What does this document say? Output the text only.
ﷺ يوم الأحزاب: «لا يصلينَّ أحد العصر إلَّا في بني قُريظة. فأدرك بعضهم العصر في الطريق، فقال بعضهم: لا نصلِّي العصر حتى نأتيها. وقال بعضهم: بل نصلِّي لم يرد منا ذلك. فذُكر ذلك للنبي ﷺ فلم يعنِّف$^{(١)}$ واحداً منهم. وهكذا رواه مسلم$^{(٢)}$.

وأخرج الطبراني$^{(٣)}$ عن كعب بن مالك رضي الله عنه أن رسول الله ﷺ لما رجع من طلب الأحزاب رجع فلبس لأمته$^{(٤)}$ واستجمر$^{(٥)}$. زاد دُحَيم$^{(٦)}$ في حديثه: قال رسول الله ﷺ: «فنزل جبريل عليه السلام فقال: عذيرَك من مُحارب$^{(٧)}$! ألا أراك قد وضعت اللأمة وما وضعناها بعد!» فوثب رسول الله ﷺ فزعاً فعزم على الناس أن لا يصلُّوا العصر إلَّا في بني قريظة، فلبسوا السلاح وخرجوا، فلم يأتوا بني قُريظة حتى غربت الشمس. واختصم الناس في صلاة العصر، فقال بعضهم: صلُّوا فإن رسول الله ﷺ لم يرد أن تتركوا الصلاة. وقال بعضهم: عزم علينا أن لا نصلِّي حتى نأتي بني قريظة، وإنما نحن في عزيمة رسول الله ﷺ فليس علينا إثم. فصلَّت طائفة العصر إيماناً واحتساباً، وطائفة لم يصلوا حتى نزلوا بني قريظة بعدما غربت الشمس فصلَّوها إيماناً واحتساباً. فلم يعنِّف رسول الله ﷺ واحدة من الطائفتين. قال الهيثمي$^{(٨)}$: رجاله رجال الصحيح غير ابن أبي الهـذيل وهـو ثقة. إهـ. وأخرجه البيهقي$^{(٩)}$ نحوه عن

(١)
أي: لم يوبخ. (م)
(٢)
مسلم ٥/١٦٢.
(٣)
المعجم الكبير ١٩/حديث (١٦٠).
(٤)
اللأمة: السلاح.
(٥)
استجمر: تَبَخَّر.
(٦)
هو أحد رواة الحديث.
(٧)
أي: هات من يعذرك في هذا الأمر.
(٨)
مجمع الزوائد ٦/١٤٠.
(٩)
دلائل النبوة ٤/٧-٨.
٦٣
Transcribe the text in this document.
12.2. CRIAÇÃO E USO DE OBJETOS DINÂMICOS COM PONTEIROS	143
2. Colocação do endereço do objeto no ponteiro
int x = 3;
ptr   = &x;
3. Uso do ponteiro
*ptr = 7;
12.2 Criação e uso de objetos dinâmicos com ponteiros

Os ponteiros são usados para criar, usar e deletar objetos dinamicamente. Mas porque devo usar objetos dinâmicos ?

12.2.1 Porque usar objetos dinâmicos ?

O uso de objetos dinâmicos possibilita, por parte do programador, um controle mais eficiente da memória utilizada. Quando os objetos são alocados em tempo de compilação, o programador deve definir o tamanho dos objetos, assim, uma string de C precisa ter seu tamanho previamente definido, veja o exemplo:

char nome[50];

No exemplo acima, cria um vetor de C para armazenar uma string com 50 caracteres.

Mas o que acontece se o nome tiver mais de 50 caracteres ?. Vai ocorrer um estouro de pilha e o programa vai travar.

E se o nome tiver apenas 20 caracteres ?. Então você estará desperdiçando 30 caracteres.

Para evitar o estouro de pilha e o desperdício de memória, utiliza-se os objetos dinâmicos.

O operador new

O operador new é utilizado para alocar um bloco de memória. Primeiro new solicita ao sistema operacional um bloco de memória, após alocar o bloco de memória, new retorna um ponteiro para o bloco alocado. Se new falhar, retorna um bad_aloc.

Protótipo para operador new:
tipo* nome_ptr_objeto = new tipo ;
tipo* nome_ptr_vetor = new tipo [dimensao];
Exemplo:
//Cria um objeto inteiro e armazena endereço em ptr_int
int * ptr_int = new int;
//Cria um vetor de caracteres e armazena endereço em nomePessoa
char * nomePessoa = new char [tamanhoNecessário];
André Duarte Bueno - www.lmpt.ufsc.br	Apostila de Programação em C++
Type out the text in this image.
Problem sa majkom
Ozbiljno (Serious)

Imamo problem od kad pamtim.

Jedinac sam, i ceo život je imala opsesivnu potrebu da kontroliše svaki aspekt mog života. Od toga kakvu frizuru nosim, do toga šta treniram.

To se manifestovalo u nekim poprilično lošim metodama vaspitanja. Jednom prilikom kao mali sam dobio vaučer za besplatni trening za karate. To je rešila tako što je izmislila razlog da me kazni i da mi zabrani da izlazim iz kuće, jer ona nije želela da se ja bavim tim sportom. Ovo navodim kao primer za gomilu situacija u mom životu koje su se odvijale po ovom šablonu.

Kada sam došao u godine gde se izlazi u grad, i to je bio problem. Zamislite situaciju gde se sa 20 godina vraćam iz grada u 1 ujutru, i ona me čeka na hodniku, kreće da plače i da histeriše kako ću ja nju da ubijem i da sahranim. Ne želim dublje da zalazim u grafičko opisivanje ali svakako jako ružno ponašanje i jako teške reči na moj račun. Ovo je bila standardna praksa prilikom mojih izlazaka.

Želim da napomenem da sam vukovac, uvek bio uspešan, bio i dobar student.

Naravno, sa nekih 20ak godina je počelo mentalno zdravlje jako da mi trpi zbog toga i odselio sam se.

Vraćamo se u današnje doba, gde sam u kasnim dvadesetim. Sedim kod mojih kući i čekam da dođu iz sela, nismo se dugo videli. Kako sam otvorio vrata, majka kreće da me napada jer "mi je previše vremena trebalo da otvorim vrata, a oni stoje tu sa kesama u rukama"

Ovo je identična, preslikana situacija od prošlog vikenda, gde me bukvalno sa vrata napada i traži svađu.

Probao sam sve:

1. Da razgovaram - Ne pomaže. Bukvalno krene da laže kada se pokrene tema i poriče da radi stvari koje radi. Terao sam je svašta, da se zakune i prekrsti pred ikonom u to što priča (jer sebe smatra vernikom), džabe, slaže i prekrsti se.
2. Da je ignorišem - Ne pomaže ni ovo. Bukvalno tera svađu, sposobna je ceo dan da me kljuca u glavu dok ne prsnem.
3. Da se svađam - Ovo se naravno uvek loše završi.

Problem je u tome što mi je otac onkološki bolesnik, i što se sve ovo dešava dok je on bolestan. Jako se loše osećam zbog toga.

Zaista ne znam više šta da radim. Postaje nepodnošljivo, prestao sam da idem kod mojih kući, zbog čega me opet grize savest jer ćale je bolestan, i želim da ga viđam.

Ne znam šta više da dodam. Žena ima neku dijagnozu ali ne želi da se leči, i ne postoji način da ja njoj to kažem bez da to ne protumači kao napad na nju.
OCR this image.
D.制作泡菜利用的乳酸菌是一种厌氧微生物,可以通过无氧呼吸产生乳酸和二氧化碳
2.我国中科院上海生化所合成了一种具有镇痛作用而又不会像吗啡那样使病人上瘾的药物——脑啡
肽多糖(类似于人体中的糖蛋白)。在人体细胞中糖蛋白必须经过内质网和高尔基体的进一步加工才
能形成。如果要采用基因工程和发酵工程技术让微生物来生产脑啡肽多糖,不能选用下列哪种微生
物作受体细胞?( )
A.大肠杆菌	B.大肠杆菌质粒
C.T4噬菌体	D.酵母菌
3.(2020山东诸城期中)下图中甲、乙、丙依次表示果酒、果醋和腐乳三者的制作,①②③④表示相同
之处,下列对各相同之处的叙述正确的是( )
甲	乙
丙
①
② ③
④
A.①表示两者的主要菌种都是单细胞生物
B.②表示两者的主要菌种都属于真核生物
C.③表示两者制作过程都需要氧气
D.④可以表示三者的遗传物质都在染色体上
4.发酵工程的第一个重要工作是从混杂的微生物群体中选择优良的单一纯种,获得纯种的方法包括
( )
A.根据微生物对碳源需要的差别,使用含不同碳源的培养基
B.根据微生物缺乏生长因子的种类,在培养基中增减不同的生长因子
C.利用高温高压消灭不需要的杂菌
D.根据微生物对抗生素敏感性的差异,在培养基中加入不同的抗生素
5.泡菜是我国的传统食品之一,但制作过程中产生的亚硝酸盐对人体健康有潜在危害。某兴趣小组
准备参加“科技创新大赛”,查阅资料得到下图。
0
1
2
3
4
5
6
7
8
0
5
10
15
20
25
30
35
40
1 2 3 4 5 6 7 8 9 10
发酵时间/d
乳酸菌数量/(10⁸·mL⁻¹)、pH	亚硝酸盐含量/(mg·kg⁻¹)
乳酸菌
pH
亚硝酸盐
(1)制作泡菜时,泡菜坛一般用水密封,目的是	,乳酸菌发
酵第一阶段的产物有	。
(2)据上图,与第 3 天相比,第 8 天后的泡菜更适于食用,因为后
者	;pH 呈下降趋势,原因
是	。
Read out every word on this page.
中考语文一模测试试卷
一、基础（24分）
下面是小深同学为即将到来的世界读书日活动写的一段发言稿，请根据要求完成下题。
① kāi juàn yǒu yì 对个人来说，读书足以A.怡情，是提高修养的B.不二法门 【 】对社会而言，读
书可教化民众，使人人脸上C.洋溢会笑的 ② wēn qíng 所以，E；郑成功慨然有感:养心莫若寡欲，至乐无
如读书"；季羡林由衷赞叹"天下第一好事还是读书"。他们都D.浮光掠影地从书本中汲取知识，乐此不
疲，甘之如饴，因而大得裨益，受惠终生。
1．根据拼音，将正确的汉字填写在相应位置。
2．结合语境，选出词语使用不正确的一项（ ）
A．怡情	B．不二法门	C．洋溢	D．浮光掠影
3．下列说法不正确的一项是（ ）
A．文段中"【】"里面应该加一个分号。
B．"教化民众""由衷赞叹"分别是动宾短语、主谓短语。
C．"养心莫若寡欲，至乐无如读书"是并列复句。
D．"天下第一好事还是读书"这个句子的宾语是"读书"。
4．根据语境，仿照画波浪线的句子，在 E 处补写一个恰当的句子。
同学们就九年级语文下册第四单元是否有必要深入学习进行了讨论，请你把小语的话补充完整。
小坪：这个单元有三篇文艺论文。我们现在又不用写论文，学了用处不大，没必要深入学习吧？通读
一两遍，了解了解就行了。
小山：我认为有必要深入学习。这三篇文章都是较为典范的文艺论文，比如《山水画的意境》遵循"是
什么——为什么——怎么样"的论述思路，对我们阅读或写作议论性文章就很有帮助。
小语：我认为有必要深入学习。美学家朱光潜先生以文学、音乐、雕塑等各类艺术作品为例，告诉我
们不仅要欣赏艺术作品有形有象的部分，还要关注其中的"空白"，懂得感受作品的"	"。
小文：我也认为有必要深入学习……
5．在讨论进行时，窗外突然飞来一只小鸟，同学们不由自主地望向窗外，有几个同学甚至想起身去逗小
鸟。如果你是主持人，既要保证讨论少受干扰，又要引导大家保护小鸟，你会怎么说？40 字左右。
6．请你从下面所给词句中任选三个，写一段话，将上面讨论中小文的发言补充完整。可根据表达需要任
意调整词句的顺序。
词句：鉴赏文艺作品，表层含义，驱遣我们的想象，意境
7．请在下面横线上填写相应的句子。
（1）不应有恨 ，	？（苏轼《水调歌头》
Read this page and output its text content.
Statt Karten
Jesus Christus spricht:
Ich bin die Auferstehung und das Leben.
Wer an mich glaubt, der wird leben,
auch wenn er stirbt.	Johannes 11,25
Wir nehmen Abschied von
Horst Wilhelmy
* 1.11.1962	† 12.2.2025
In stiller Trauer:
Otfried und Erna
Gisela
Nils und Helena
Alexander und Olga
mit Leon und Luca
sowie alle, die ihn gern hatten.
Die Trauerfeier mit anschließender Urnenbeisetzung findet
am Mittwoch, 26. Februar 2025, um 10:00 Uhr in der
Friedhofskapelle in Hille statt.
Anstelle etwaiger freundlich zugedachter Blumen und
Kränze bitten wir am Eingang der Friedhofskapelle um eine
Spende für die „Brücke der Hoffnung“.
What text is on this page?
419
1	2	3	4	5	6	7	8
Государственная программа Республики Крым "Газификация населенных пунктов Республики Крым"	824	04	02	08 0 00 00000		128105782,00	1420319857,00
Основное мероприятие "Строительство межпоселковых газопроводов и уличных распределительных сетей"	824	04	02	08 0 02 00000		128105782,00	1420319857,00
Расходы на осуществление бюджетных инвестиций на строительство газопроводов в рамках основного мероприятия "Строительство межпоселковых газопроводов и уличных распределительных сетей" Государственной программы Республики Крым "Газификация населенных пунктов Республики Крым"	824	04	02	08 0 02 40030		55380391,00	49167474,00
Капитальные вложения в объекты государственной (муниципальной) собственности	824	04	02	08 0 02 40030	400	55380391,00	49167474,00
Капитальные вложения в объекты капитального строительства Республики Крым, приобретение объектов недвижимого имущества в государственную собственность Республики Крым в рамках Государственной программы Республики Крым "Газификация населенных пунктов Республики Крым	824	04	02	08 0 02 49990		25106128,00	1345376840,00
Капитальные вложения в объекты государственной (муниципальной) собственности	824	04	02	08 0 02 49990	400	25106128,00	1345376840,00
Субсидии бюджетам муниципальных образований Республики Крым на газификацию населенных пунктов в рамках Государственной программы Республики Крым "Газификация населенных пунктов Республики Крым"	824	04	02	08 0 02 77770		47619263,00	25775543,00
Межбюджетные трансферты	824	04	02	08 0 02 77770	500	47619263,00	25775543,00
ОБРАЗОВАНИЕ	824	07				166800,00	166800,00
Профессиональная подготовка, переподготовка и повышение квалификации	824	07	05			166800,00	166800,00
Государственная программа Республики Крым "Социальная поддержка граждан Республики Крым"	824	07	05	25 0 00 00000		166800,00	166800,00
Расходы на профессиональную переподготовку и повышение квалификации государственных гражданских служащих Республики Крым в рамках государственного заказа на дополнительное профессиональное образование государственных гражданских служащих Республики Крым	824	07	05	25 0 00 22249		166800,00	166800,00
-=-=-
What is expected:
Return, from the data, each line that has the word "собственности" in it.

Exercise answer:
Капитальные вложения в объекты государственной (муниципальной) собственности	824	04	02	08 0 02 40030	400	55380391,00	49167474,00
Капитальные вложения в объекты государственной (муниципальной) собственности	824	04	02	08 0 02 49990	400	25106128,00	1345376840,00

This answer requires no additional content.